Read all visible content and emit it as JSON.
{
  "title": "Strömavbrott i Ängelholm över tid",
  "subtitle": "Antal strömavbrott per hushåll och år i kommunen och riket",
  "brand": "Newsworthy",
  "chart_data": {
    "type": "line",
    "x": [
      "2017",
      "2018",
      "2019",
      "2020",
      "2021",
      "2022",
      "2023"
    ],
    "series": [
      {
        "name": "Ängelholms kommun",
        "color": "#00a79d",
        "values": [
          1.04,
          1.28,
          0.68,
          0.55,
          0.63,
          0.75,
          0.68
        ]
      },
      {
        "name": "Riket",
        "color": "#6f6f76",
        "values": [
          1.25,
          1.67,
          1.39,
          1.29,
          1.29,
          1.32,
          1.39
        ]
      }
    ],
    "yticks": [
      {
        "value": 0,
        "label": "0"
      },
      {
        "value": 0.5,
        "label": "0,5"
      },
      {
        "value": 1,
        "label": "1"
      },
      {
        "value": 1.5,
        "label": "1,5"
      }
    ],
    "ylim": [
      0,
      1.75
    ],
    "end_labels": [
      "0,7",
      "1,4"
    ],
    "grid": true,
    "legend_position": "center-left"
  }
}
++++++
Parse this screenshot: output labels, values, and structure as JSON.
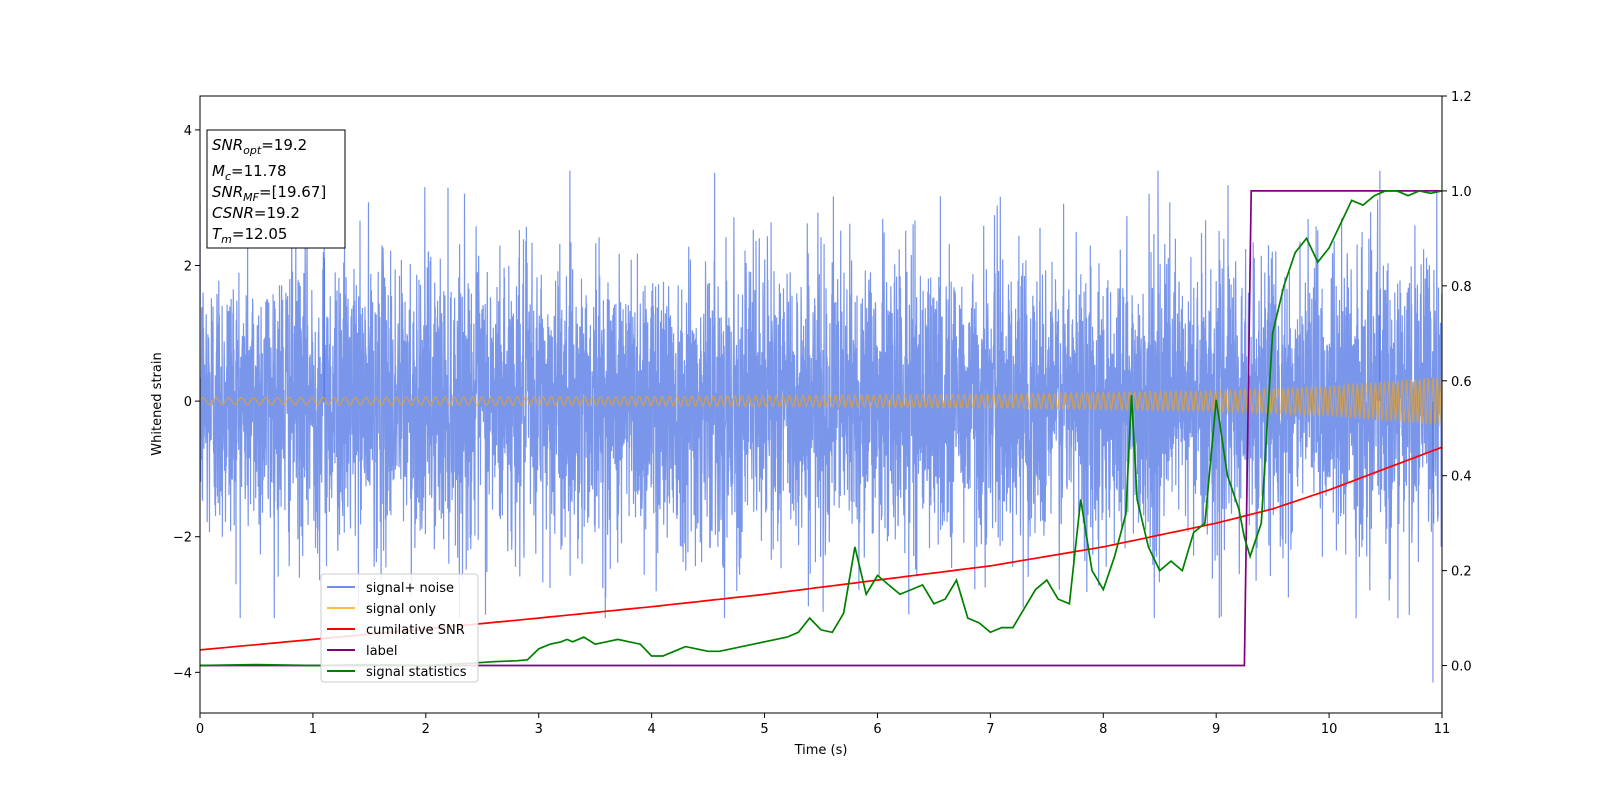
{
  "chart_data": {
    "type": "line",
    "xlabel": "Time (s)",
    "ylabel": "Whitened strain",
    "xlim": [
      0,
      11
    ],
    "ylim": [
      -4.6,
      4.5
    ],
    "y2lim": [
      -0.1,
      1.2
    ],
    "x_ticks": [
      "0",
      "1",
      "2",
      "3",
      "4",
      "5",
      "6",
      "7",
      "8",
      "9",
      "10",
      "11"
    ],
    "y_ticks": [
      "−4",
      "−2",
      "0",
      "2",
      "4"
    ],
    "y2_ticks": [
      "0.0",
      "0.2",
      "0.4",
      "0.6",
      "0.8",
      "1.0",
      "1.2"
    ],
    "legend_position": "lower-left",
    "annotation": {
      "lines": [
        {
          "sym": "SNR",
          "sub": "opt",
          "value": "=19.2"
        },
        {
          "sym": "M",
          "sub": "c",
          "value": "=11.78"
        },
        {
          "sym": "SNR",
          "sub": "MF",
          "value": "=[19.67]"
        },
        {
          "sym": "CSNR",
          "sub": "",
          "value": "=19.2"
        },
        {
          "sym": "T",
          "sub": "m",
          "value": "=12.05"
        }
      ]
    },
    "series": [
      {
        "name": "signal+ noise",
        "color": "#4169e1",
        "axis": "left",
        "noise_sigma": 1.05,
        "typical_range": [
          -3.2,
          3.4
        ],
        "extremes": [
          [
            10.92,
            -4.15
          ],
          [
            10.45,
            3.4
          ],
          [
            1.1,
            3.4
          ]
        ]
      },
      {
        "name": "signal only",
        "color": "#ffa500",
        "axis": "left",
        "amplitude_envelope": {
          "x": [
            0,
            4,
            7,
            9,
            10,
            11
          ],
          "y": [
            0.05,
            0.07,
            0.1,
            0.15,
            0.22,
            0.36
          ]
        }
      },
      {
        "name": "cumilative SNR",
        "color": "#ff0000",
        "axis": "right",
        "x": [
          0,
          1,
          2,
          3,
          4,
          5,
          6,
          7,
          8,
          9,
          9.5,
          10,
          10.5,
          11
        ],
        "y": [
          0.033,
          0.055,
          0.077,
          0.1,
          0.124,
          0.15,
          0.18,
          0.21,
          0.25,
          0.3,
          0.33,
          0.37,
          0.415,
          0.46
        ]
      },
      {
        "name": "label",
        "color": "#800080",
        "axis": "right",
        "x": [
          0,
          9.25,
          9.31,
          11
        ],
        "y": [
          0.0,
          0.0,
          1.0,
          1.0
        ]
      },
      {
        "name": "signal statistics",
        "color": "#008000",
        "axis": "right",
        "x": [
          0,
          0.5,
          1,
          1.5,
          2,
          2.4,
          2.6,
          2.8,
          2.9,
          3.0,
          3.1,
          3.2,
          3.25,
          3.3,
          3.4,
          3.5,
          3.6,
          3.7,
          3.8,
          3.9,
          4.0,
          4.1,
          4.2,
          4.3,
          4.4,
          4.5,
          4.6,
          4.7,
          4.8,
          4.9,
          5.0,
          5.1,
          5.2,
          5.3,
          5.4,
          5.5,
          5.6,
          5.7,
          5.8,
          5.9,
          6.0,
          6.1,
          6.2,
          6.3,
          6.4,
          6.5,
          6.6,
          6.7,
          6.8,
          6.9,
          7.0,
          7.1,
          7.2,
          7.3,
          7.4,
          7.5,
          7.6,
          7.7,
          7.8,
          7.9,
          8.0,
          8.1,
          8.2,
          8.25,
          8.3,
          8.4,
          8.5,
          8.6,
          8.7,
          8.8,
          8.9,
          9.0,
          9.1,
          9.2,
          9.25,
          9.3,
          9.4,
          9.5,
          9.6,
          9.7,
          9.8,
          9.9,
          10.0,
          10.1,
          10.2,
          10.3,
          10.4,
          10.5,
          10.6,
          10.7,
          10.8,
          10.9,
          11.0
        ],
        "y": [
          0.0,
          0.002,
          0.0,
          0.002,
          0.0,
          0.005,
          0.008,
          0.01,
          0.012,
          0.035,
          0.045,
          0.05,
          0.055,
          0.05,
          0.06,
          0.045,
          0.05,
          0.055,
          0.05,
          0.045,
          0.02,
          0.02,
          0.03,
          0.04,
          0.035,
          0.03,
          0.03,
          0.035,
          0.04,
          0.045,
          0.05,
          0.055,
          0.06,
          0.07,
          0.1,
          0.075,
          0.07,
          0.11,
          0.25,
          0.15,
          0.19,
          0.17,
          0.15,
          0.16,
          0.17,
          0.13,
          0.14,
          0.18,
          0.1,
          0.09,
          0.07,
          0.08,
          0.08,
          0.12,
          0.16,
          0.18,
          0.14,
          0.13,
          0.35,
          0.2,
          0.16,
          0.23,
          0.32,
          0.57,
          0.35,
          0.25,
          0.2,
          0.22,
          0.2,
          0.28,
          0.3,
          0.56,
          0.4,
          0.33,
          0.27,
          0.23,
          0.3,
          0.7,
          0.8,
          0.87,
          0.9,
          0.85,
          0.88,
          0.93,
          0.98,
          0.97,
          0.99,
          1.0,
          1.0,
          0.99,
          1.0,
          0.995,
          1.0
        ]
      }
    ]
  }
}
++++++
Check all the records above and select each line where the string "JSON" is found.

Read all visible content and emit it as JSON.
Parse this screenshot: output labels, values, and structure as JSON.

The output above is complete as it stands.